#### Data shown
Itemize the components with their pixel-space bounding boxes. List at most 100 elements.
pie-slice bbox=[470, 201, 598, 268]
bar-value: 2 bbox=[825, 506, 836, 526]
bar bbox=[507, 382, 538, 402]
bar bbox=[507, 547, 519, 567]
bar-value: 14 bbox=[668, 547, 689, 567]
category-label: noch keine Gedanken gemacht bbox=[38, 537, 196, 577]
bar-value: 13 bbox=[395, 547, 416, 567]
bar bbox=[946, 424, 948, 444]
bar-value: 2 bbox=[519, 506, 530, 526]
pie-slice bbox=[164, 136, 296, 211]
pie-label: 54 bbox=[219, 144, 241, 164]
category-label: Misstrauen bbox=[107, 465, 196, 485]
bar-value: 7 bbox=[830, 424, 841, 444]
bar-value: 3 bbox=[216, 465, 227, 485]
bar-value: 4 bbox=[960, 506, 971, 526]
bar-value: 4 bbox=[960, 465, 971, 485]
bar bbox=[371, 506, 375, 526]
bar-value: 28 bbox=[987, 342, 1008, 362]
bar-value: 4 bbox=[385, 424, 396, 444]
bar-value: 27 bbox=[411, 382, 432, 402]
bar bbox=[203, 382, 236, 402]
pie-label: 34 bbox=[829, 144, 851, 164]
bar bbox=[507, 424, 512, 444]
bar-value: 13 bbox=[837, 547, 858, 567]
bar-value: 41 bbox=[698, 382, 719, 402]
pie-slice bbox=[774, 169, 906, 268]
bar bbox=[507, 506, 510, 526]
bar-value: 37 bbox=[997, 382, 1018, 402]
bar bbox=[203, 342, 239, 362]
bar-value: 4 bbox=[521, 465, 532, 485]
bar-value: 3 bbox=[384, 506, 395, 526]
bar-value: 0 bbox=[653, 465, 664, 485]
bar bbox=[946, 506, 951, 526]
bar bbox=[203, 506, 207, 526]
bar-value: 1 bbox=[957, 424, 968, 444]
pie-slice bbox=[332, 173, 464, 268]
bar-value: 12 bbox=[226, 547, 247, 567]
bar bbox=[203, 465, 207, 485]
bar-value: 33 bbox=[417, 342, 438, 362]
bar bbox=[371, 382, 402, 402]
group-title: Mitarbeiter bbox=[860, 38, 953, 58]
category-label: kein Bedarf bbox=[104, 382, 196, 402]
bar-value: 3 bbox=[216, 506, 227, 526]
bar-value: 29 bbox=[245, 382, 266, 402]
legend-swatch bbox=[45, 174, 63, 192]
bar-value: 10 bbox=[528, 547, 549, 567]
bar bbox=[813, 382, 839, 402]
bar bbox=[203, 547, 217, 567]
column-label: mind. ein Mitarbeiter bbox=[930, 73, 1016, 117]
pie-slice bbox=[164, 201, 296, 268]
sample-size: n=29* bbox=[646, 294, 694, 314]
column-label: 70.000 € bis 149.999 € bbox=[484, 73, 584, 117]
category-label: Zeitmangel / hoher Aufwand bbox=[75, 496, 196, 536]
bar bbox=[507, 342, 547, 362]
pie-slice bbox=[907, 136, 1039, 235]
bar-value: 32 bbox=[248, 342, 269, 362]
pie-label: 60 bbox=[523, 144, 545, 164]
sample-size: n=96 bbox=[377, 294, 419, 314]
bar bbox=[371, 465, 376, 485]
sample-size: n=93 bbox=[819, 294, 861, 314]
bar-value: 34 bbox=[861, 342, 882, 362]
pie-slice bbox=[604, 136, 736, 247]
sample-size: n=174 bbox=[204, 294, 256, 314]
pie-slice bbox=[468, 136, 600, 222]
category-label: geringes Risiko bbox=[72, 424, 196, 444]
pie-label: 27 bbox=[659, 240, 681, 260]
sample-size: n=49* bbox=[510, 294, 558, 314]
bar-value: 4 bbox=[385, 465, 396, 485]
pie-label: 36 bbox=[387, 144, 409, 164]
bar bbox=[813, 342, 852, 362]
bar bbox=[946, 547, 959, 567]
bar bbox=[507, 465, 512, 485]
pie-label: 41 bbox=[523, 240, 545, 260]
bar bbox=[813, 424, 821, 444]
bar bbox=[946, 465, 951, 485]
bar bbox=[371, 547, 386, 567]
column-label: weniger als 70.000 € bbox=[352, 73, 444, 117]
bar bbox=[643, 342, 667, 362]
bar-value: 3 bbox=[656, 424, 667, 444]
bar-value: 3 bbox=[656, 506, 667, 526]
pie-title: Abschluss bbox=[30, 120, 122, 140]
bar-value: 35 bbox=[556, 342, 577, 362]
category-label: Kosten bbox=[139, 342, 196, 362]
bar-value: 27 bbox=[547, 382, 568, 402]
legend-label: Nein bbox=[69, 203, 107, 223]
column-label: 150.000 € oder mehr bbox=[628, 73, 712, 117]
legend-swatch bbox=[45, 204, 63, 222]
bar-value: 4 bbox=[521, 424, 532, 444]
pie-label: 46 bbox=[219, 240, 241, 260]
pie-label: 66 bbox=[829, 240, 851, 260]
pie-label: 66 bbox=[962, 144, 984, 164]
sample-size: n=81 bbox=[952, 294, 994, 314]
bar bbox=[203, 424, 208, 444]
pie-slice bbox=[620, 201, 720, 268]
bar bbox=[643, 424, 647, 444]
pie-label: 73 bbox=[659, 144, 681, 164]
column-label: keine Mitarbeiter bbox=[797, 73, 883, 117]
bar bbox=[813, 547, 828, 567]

* * *

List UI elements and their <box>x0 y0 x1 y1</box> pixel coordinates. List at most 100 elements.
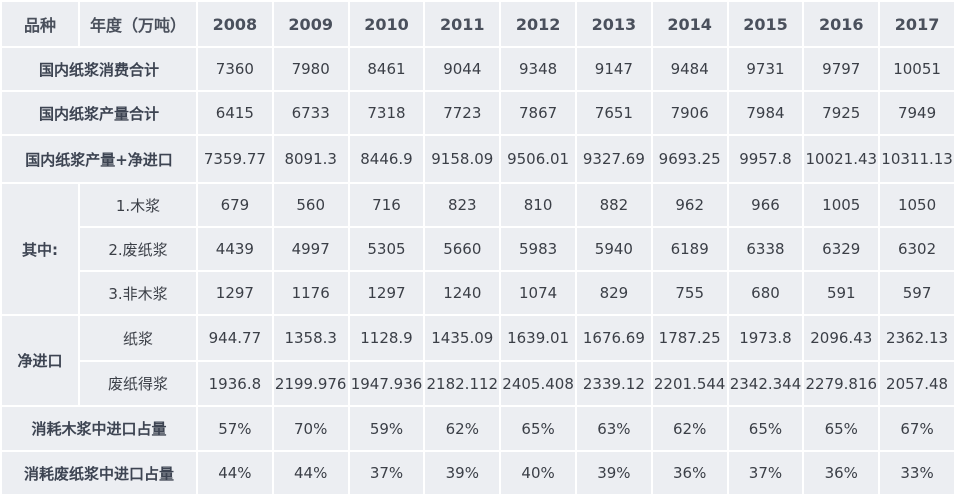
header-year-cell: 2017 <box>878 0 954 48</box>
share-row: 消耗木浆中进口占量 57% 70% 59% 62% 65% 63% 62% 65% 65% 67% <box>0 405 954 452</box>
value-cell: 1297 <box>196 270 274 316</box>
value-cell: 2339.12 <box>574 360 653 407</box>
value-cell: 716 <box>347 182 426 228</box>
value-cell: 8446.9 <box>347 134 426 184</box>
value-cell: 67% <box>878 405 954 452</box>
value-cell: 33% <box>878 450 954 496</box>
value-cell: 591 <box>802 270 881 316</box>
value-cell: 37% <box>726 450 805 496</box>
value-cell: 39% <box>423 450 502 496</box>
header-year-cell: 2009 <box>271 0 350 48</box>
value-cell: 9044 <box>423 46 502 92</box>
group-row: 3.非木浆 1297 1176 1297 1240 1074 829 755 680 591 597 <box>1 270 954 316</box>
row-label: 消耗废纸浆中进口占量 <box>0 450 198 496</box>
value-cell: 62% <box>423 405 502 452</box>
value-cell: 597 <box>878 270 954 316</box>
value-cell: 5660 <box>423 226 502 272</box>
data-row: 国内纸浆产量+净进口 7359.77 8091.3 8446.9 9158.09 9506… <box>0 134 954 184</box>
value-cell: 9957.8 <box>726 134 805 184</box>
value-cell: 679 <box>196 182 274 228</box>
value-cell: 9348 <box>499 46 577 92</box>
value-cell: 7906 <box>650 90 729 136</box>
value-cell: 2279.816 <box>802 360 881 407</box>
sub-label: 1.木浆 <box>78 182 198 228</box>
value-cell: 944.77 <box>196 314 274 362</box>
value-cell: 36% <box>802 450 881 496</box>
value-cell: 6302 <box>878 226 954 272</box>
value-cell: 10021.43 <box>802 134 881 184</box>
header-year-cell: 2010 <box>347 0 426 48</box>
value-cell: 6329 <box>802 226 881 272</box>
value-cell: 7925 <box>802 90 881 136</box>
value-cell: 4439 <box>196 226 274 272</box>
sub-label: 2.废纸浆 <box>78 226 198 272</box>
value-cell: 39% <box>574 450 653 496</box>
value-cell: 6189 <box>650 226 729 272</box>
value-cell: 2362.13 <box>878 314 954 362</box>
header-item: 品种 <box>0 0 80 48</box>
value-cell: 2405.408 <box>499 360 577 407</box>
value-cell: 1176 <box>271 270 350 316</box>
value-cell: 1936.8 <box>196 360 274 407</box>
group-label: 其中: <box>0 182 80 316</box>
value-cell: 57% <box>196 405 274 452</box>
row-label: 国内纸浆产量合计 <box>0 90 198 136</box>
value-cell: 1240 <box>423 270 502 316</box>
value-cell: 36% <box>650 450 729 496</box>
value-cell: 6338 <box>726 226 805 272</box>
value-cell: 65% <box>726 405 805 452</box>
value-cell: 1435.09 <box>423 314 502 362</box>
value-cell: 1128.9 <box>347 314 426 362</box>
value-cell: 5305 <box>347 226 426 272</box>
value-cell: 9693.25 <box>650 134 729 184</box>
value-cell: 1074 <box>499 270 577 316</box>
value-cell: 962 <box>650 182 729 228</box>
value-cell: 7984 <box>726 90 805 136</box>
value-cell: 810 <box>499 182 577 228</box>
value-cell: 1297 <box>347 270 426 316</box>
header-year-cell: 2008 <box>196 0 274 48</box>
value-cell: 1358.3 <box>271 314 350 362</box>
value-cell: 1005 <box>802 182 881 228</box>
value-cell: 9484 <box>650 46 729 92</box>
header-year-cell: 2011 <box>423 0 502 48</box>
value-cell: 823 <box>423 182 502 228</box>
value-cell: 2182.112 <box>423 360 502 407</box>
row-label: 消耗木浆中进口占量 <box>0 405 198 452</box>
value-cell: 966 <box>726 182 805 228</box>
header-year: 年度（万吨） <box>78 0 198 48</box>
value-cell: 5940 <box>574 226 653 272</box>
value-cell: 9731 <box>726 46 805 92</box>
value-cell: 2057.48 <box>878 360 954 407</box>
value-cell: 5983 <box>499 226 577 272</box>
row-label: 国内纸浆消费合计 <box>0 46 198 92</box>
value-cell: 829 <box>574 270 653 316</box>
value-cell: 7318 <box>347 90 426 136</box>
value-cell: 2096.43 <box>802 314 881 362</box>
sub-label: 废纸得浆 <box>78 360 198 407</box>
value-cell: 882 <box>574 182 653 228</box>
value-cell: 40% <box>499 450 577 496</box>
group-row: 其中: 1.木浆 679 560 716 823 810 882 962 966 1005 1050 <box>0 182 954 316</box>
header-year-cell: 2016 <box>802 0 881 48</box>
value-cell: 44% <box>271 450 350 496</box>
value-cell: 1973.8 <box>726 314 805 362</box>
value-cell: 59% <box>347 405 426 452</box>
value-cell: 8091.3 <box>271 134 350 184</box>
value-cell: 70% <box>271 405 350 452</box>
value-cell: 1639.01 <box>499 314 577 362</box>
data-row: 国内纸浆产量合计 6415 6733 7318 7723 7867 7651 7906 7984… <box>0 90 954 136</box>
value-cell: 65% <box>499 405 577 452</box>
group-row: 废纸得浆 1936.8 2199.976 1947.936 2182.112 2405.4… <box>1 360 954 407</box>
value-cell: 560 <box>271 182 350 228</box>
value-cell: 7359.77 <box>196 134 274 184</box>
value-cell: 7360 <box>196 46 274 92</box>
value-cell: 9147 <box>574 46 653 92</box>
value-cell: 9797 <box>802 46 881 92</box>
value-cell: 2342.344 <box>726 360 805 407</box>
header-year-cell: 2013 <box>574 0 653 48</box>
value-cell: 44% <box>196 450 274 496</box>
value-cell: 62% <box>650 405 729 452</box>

--

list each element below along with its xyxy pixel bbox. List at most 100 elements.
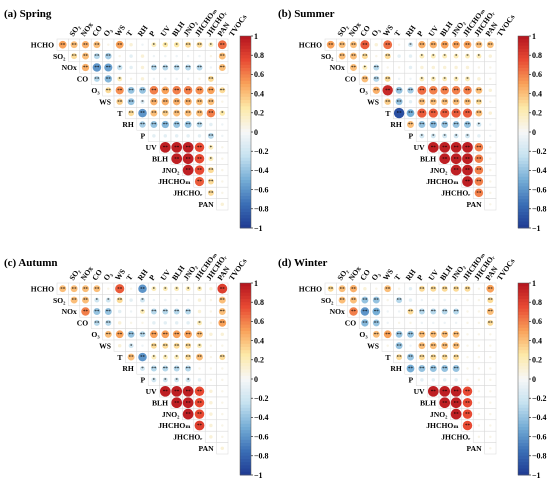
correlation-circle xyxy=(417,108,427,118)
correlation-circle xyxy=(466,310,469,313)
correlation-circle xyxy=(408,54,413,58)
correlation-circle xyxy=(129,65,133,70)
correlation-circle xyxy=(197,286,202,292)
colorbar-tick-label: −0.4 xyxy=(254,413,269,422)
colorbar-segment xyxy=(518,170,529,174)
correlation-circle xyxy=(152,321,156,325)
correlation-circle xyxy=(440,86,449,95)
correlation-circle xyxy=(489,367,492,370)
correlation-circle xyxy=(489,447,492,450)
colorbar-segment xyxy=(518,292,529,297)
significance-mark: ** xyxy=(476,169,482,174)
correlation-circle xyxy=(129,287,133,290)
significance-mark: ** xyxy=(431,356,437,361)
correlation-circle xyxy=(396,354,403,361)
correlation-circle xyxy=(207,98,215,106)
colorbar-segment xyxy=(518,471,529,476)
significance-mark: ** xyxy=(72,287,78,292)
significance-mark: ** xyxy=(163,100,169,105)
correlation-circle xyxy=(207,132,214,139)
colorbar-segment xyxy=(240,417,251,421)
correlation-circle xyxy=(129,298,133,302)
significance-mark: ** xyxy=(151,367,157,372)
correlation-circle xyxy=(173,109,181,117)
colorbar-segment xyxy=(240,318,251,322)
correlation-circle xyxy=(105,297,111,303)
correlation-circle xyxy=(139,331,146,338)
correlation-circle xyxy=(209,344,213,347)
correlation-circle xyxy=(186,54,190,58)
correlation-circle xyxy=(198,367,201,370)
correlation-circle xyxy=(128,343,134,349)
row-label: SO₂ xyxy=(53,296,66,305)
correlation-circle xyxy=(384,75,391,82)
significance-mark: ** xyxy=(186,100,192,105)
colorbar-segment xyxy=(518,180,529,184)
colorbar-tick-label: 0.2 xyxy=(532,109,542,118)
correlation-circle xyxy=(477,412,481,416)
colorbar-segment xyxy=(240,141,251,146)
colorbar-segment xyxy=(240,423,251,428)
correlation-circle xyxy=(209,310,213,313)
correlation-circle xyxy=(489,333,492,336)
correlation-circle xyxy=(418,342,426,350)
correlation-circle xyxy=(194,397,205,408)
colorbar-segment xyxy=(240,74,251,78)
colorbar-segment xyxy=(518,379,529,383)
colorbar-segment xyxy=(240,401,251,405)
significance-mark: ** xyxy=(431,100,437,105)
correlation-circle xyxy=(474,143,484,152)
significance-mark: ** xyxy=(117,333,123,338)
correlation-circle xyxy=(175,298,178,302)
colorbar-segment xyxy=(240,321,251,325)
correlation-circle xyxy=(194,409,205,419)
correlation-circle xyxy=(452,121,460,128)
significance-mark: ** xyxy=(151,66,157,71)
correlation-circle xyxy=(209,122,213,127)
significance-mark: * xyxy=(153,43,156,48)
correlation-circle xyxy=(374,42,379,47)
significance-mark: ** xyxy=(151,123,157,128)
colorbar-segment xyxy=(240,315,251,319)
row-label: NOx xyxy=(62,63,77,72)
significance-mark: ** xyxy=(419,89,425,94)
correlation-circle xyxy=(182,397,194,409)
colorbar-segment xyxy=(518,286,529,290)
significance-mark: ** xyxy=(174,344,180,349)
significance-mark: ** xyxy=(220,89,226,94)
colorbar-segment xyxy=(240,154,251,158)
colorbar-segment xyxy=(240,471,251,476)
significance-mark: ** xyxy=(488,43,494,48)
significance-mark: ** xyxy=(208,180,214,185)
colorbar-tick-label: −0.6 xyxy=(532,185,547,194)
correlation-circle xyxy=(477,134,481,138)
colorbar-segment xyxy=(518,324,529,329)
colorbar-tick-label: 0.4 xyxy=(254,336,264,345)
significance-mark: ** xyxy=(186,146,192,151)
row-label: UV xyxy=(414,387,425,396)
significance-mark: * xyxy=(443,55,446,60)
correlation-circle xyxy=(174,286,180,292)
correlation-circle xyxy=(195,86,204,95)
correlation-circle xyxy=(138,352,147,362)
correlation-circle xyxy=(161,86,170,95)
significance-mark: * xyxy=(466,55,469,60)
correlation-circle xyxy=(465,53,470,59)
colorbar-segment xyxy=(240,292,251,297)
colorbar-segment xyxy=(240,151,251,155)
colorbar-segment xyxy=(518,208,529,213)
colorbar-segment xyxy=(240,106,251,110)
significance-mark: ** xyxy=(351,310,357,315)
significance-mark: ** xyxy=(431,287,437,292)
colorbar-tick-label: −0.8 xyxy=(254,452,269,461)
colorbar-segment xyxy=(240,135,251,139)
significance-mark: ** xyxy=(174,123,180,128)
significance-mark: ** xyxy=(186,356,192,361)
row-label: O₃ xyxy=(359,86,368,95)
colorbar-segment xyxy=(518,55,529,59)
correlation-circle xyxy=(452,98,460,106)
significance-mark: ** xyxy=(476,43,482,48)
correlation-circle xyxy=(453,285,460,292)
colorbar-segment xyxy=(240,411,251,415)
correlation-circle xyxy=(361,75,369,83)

#### Aim of the task
Gather every line of the entries above that contains the string "group", matching case exactly.

#### Reply to the exercise
group-title: Mitarbeiter bbox=[860, 38, 953, 58]
group-row: 3.非木浆 1297 1176 1297 1240 1074 829 755 680 591 597 <box>1 270 954 316</box>
group-label: 其中: <box>0 182 80 316</box>
group-row: 其中: 1.木浆 679 560 716 823 810 882 962 966 1005 1050 <box>0 182 954 316</box>
group-row: 废纸得浆 1936.8 2199.976 1947.936 2182.112 2405.4… <box>1 360 954 407</box>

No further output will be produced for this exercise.